WRITTEN PROBLEM
Pull out every line containing the string "JSON".

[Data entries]
— start —
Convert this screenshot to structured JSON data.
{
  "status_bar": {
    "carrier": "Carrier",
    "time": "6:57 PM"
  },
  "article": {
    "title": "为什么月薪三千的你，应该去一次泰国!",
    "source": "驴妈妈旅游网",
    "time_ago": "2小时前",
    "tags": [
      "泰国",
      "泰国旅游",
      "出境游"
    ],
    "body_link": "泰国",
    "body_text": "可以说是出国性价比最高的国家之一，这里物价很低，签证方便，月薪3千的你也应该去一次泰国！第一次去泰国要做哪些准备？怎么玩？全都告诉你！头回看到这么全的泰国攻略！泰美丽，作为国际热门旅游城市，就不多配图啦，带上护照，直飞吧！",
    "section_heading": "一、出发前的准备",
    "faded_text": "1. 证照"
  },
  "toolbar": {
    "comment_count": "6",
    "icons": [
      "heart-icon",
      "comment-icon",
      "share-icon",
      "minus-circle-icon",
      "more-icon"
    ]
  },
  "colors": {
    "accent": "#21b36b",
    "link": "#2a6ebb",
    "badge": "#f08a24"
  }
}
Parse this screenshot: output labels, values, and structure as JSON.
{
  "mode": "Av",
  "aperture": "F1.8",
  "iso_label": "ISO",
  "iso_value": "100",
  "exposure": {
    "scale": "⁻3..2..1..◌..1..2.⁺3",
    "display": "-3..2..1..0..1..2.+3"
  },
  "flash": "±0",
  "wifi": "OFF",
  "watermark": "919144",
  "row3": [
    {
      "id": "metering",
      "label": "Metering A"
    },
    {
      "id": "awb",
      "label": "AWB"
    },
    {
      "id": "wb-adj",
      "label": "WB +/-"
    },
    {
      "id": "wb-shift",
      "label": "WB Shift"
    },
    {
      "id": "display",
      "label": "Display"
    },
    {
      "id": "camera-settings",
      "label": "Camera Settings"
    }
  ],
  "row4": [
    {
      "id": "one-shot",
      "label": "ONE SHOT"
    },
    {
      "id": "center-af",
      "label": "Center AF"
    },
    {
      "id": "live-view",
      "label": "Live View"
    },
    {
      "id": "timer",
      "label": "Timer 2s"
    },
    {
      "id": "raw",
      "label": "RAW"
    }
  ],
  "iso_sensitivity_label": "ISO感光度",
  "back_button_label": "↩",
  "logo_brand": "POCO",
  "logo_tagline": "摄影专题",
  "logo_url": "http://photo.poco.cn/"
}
— end —
RESULT FOR THIS EXERCISE
Convert this screenshot to structured JSON data.
Parse this screenshot: output labels, values, and structure as JSON.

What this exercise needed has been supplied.